▸ **TASK INSTRUCTIONS**:
Every line with the string "Özel" should be gathered.

▸ **EXCERPTED RECORDS**:
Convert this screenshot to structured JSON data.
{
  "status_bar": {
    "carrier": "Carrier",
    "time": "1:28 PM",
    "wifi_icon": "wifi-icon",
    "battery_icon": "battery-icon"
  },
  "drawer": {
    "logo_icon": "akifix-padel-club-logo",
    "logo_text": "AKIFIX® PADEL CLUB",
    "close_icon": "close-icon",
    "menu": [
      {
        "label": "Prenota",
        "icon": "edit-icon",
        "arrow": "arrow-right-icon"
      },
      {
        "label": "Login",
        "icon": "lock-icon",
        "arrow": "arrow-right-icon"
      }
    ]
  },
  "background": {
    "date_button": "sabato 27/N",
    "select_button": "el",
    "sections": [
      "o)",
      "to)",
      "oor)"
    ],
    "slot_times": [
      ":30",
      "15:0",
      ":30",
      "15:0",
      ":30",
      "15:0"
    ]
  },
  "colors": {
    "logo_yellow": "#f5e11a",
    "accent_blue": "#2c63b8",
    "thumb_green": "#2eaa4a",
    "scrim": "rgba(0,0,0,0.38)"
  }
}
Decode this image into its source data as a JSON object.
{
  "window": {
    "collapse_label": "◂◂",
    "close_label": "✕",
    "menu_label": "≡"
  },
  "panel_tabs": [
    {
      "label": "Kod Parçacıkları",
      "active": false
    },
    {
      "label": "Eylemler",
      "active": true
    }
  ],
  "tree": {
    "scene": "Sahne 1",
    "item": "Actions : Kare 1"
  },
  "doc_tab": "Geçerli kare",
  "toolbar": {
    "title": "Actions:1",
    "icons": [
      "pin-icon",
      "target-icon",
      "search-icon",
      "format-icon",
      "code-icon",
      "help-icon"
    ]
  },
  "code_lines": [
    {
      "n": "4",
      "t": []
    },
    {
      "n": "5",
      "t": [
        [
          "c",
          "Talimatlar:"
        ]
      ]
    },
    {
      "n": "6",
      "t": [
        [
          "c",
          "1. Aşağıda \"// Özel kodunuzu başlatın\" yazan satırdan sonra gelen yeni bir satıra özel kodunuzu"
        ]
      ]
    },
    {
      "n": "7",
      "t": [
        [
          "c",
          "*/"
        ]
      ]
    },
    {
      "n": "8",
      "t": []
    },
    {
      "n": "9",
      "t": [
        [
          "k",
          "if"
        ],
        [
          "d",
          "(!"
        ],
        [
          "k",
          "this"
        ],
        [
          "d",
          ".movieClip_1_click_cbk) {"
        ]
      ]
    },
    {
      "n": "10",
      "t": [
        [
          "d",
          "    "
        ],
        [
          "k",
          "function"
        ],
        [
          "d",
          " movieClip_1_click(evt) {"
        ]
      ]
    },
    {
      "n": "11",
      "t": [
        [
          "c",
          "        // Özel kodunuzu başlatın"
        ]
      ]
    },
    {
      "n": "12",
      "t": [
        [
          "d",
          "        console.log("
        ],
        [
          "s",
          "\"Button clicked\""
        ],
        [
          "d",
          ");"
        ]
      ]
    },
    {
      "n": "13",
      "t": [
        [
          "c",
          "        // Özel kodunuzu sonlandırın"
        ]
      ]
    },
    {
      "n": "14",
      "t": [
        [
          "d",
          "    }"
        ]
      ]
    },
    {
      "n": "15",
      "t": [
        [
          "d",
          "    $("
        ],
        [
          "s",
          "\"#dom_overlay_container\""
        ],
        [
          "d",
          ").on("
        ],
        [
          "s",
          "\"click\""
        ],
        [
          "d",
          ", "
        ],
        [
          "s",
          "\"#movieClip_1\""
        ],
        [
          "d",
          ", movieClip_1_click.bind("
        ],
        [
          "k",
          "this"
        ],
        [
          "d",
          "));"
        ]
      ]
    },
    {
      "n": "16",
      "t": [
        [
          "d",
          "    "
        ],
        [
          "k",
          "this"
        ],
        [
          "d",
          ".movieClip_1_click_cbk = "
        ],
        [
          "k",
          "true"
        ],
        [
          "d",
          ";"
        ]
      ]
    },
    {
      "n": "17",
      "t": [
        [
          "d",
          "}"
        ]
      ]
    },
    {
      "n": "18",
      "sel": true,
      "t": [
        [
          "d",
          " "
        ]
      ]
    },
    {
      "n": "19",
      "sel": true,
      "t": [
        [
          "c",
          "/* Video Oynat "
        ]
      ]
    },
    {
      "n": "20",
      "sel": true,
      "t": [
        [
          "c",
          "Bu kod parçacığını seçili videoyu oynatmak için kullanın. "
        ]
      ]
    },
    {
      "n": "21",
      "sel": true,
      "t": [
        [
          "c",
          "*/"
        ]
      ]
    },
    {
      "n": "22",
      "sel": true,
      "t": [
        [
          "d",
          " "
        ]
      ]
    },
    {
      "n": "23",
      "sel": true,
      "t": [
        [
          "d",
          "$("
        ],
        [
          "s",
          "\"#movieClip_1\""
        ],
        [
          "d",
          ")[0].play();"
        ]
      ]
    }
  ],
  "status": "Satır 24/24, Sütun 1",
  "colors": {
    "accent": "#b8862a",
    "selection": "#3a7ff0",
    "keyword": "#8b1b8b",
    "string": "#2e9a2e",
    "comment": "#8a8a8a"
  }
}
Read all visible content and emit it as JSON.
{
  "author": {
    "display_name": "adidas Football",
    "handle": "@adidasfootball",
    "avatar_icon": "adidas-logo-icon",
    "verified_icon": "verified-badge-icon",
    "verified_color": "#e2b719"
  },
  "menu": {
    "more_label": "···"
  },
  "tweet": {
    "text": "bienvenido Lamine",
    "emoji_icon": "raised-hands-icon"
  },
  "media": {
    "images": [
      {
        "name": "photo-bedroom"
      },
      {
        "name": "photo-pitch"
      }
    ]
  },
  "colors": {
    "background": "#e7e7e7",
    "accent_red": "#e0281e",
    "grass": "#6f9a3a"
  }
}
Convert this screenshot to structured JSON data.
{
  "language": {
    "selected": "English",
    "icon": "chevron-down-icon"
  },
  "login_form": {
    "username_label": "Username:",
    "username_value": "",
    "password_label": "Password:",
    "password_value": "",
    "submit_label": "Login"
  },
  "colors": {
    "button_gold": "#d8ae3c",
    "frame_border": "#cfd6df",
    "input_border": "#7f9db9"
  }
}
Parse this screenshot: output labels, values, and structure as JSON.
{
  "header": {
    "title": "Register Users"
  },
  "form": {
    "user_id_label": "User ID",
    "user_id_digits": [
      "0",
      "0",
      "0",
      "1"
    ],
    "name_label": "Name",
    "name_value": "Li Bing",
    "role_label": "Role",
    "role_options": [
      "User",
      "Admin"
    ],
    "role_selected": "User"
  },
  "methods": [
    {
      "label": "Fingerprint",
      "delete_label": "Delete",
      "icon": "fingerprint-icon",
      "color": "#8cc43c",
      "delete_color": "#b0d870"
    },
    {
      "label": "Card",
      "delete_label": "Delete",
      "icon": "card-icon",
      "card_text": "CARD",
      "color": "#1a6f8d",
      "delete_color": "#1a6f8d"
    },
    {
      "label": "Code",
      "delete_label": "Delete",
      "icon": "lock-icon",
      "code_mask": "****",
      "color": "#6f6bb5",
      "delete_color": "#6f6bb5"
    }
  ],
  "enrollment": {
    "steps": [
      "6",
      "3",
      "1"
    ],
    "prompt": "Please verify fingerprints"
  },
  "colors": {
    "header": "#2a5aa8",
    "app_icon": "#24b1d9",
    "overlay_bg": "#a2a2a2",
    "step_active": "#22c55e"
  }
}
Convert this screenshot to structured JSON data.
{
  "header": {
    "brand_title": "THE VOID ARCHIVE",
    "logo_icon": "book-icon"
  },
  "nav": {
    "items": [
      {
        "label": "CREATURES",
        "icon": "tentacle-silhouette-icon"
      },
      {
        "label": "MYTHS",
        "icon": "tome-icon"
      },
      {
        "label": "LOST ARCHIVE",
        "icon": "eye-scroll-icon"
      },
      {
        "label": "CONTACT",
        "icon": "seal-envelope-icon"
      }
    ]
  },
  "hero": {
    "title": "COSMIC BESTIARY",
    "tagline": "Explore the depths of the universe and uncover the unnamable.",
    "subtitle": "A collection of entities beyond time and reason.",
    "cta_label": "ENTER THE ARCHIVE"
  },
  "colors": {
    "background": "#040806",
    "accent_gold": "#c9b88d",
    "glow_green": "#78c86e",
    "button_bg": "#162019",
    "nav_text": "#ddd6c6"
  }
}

▸ **ANSWER FOR THE TASK**:
          "1. Aşağıda \"// Özel kodunuzu başlatın\" yazan satırdan sonra gelen yeni bir satıra özel kodunuzu"
          "        // Özel kodunuzu başlatın"
          "        // Özel kodunuzu sonlandırın"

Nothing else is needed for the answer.